● **REQUIREMENTS**:
#1 List each thing the showroom staff told the poster, according to the Royal Enfield forum thread below.
#2 In the Royal Enfield forum thread below, what price was the poster quoted for the Himalayan?

-- start EXCERPTED PASSAGE --

Royal Enfield motorcycles now in Cambodia

Specific for motorized transportation devices. Daelims included... barely.
Element6
Expatriate
Posts: 166
Joined: Sat Jan 30, 2016 1:33 pm
Reputation: 64
Cambodia

Re: Royal Enfield motorcycles now in Cambodia

Post by Element6 » Wed Jun 17, 2020 10:59 am

Has anyone bought one of these?

As a result of this thread i popped in to the showroom (behind the MG showroom in that modern-ish looking block just over Makara 7 bridge).

I have to say I was quite surprised by the build quality, it was much better than I was expecting and the bikes looked great and well finished. I thought the Himalayan looked very nice and would quite happily have one in my stable. Seat height was OK (i believe 31 inches) so lower than my off-road focused bikes but it still looked like it would be quite capable for mild offroad. They said they carry a full compliment of spares and they have a workshop out back for servicing. Some accessories not yet available nor were prices but I am sure over time they will come.

Was quoted $4990 for the Himalayan but didn't try to negotiate any discount and didn't ask the price of other models as they were not of interest to me

Someone has obviously spend a good amount getting the showroom up to a nice standard and having a good selection of bikes to view (they said they had more colours in stock not not on show).

Overall some good looking bikes and definitely something to consider if you want to be touring around Cambodia
whatwat
Expatriate
Posts: 260
Joined: Wed May 01, 2019 12:30 pm
Reputation: 55
Hong Kong

Re: Royal Enfield motorcycles now in Cambodia

Post by whatwat » Wed Jun 17, 2020 11:22 am

“Cheap” because made in India as apposed to Japan for everything else, or Thailand for the Stallion which were overpriced and part Chinese anyway.

Simple long stroke lazy engines. No need for liquid cooling. Easy to fix (much like the FTR, Phantom etc).
Don’t listen to Chinese whispers.
Element6
Expatriate
Posts: 166
Joined: Sat Jan 30, 2016 1:33 pm
Reputation: 64
Cambodia

Re: Royal Enfield motorcycles now in Cambodia

Post by Element6 » Wed Jun 17, 2020 1:39 pm

for sure not a racing machine :)

-- end EXCERPTED PASSAGE --
-- start RECORDED INFORMATION --

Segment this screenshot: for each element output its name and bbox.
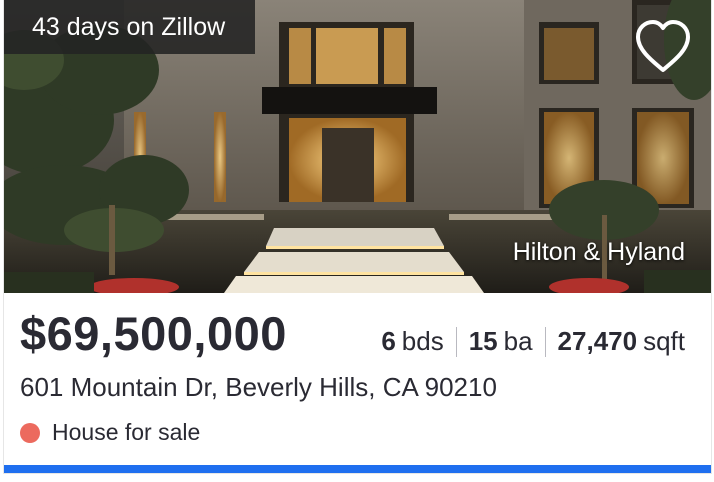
- listing-card[interactable]: 43 days on Zillow Hilton & Hyland $69,50…: [3, 0, 712, 474]
- save-favorite-button[interactable]: [633, 18, 693, 76]
- beds-unit: bds: [401, 326, 444, 356]
- fact-divider: [455, 326, 457, 357]
- baths-unit: ba: [503, 326, 533, 356]
- home-facts: 6 bds 15 ba 27,470 sqft: [381, 326, 685, 357]
- area-unit: sqft: [643, 326, 685, 356]
- status-dot-icon: [20, 422, 40, 443]
- listing-photo[interactable]: 43 days on Zillow Hilton & Hyland: [4, 0, 711, 293]
- days-on-zillow-badge: 43 days on Zillow: [4, 0, 256, 54]
- beds-count: 6: [381, 326, 396, 356]
- heart-outline-icon[interactable]: [633, 18, 693, 76]
- area-fact: 27,470 sqft: [558, 326, 685, 357]
- listing-address-link[interactable]: 601 Mountain Dr, Beverly Hills, CA 90210: [20, 372, 497, 403]
- baths-fact: 15 ba: [469, 326, 533, 357]
- area-value: 27,470: [557, 326, 638, 356]
- listing-price[interactable]: $69,500,000: [20, 306, 287, 361]
- listing-status: House for sale: [20, 419, 200, 446]
- fact-divider: [544, 326, 546, 357]
- card-accent-bar: [4, 465, 711, 473]
- brokerage-name: Hilton & Hyland: [512, 238, 685, 266]
- status-text: House for sale: [52, 419, 201, 445]
- beds-fact: 6 bds: [381, 326, 443, 357]
- baths-count: 15: [468, 326, 498, 356]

-- end RECORDED INFORMATION --

● **ANSWERS IN ORDER**:
#1
- They carry a full complement of spares.
- They have a workshop out back for servicing.
- They had more colors in stock than were on show.

#2 $4990